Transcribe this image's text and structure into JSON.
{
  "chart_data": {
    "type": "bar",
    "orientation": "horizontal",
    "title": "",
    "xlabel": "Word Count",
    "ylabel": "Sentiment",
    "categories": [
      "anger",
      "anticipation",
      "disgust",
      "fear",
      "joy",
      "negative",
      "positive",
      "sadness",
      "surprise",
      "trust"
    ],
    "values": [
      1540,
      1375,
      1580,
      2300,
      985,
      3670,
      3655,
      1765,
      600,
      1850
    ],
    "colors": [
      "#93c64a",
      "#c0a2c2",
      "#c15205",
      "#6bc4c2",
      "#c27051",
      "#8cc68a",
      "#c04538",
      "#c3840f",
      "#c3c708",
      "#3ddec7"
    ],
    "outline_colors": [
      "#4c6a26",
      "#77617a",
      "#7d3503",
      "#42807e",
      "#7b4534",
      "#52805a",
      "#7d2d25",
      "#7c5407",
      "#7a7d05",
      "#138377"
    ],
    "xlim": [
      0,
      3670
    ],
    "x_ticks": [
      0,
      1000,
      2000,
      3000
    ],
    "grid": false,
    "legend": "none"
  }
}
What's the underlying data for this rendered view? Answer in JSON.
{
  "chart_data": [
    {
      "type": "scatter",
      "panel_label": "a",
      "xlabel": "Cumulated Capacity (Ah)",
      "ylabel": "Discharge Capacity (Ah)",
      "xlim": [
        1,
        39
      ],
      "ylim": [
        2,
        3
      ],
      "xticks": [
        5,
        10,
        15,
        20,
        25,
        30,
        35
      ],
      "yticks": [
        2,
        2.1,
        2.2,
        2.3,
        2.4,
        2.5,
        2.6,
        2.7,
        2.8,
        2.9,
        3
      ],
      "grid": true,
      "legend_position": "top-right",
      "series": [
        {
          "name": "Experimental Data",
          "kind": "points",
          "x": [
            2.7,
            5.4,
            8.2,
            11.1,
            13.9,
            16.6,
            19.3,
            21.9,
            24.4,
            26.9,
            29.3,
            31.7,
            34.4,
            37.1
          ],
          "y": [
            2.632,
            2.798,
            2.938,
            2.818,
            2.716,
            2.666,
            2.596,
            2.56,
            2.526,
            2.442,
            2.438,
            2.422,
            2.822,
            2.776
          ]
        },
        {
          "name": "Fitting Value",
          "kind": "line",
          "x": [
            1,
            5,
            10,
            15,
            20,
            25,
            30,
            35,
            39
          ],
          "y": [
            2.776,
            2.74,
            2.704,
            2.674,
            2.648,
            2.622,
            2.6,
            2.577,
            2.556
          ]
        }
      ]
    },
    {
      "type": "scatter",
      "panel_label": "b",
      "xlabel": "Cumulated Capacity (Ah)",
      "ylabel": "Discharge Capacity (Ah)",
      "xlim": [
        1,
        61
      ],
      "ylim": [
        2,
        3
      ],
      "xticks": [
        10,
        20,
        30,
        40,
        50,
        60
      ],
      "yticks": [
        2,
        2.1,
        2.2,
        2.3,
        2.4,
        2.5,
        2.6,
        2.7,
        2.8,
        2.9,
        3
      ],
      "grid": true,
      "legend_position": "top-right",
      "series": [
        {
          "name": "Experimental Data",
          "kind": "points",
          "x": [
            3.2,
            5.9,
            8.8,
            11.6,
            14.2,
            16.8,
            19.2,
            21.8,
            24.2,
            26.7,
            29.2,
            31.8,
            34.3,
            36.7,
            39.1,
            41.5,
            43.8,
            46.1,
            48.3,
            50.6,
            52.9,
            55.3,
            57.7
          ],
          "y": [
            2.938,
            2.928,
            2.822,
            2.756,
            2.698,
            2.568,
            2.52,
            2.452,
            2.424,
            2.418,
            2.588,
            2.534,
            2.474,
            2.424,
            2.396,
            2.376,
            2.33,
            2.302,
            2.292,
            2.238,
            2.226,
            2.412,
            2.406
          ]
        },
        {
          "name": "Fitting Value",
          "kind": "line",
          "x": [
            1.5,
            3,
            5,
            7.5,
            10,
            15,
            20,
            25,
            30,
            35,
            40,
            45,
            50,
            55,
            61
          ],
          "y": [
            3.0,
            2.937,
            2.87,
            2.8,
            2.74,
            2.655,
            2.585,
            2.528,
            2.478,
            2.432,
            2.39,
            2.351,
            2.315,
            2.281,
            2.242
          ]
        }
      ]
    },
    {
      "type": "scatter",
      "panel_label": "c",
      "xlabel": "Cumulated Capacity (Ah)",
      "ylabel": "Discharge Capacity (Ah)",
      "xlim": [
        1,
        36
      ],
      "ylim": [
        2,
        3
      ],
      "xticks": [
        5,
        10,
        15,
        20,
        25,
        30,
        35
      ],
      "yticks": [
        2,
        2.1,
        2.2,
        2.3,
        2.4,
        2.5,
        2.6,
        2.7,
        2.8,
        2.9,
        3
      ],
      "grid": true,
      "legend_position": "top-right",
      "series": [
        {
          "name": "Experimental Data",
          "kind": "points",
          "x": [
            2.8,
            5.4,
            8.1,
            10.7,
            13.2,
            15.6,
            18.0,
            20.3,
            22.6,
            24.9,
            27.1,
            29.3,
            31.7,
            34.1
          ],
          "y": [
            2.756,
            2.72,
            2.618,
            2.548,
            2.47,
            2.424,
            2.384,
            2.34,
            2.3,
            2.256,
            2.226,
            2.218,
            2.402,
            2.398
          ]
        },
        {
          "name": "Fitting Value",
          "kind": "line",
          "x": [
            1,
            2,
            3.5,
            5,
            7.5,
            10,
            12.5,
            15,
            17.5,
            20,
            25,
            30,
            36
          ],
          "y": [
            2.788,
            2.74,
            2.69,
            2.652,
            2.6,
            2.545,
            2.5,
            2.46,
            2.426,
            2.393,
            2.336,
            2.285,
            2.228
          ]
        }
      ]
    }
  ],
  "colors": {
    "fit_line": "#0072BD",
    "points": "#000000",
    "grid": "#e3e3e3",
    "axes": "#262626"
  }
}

++++++++++

What the exercise asks ▸
Your task is to extract all of the records exactly.

Exercise answer ▸
Transcribe this image's text and structure into JSON.
{
  "chart_data": {
    "type": "bar",
    "orientation": "horizontal",
    "title": "",
    "xlabel": "Word Count",
    "ylabel": "Sentiment",
    "categories": [
      "anger",
      "anticipation",
      "disgust",
      "fear",
      "joy",
      "negative",
      "positive",
      "sadness",
      "surprise",
      "trust"
    ],
    "values": [
      1540,
      1375,
      1580,
      2300,
      985,
      3670,
      3655,
      1765,
      600,
      1850
    ],
    "colors": [
      "#93c64a",
      "#c0a2c2",
      "#c15205",
      "#6bc4c2",
      "#c27051",
      "#8cc68a",
      "#c04538",
      "#c3840f",
      "#c3c708",
      "#3ddec7"
    ],
    "outline_colors": [
      "#4c6a26",
      "#77617a",
      "#7d3503",
      "#42807e",
      "#7b4534",
      "#52805a",
      "#7d2d25",
      "#7c5407",
      "#7a7d05",
      "#138377"
    ],
    "xlim": [
      0,
      3670
    ],
    "x_ticks": [
      0,
      1000,
      2000,
      3000
    ],
    "grid": false,
    "legend": "none"
  }
}
What's the underlying data for this rendered view? Answer in JSON.
{
  "chart_data": [
    {
      "type": "scatter",
      "panel_label": "a",
      "xlabel": "Cumulated Capacity (Ah)",
      "ylabel": "Discharge Capacity (Ah)",
      "xlim": [
        1,
        39
      ],
      "ylim": [
        2,
        3
      ],
      "xticks": [
        5,
        10,
        15,
        20,
        25,
        30,
        35
      ],
      "yticks": [
        2,
        2.1,
        2.2,
        2.3,
        2.4,
        2.5,
        2.6,
        2.7,
        2.8,
        2.9,
        3
      ],
      "grid": true,
      "legend_position": "top-right",
      "series": [
        {
          "name": "Experimental Data",
          "kind": "points",
          "x": [
            2.7,
            5.4,
            8.2,
            11.1,
            13.9,
            16.6,
            19.3,
            21.9,
            24.4,
            26.9,
            29.3,
            31.7,
            34.4,
            37.1
          ],
          "y": [
            2.632,
            2.798,
            2.938,
            2.818,
            2.716,
            2.666,
            2.596,
            2.56,
            2.526,
            2.442,
            2.438,
            2.422,
            2.822,
            2.776
          ]
        },
        {
          "name": "Fitting Value",
          "kind": "line",
          "x": [
            1,
            5,
            10,
            15,
            20,
            25,
            30,
            35,
            39
          ],
          "y": [
            2.776,
            2.74,
            2.704,
            2.674,
            2.648,
            2.622,
            2.6,
            2.577,
            2.556
          ]
        }
      ]
    },
    {
      "type": "scatter",
      "panel_label": "b",
      "xlabel": "Cumulated Capacity (Ah)",
      "ylabel": "Discharge Capacity (Ah)",
      "xlim": [
        1,
        61
      ],
      "ylim": [
        2,
        3
      ],
      "xticks": [
        10,
        20,
        30,
        40,
        50,
        60
      ],
      "yticks": [
        2,
        2.1,
        2.2,
        2.3,
        2.4,
        2.5,
        2.6,
        2.7,
        2.8,
        2.9,
        3
      ],
      "grid": true,
      "legend_position": "top-right",
      "series": [
        {
          "name": "Experimental Data",
          "kind": "points",
          "x": [
            3.2,
            5.9,
            8.8,
            11.6,
            14.2,
            16.8,
            19.2,
            21.8,
            24.2,
            26.7,
            29.2,
            31.8,
            34.3,
            36.7,
            39.1,
            41.5,
            43.8,
            46.1,
            48.3,
            50.6,
            52.9,
            55.3,
            57.7
          ],
          "y": [
            2.938,
            2.928,
            2.822,
            2.756,
            2.698,
            2.568,
            2.52,
            2.452,
            2.424,
            2.418,
            2.588,
            2.534,
            2.474,
            2.424,
            2.396,
            2.376,
            2.33,
            2.302,
            2.292,
            2.238,
            2.226,
            2.412,
            2.406
          ]
        },
        {
          "name": "Fitting Value",
          "kind": "line",
          "x": [
            1.5,
            3,
            5,
            7.5,
            10,
            15,
            20,
            25,
            30,
            35,
            40,
            45,
            50,
            55,
            61
          ],
          "y": [
            3.0,
            2.937,
            2.87,
            2.8,
            2.74,
            2.655,
            2.585,
            2.528,
            2.478,
            2.432,
            2.39,
            2.351,
            2.315,
            2.281,
            2.242
          ]
        }
      ]
    },
    {
      "type": "scatter",
      "panel_label": "c",
      "xlabel": "Cumulated Capacity (Ah)",
      "ylabel": "Discharge Capacity (Ah)",
      "xlim": [
        1,
        36
      ],
      "ylim": [
        2,
        3
      ],
      "xticks": [
        5,
        10,
        15,
        20,
        25,
        30,
        35
      ],
      "yticks": [
        2,
        2.1,
        2.2,
        2.3,
        2.4,
        2.5,
        2.6,
        2.7,
        2.8,
        2.9,
        3
      ],
      "grid": true,
      "legend_position": "top-right",
      "series": [
        {
          "name": "Experimental Data",
          "kind": "points",
          "x": [
            2.8,
            5.4,
            8.1,
            10.7,
            13.2,
            15.6,
            18.0,
            20.3,
            22.6,
            24.9,
            27.1,
            29.3,
            31.7,
            34.1
          ],
          "y": [
            2.756,
            2.72,
            2.618,
            2.548,
            2.47,
            2.424,
            2.384,
            2.34,
            2.3,
            2.256,
            2.226,
            2.218,
            2.402,
            2.398
          ]
        },
        {
          "name": "Fitting Value",
          "kind": "line",
          "x": [
            1,
            2,
            3.5,
            5,
            7.5,
            10,
            12.5,
            15,
            17.5,
            20,
            25,
            30,
            36
          ],
          "y": [
            2.788,
            2.74,
            2.69,
            2.652,
            2.6,
            2.545,
            2.5,
            2.46,
            2.426,
            2.393,
            2.336,
            2.285,
            2.228
          ]
        }
      ]
    }
  ],
  "colors": {
    "fit_line": "#0072BD",
    "points": "#000000",
    "grid": "#e3e3e3",
    "axes": "#262626"
  }
}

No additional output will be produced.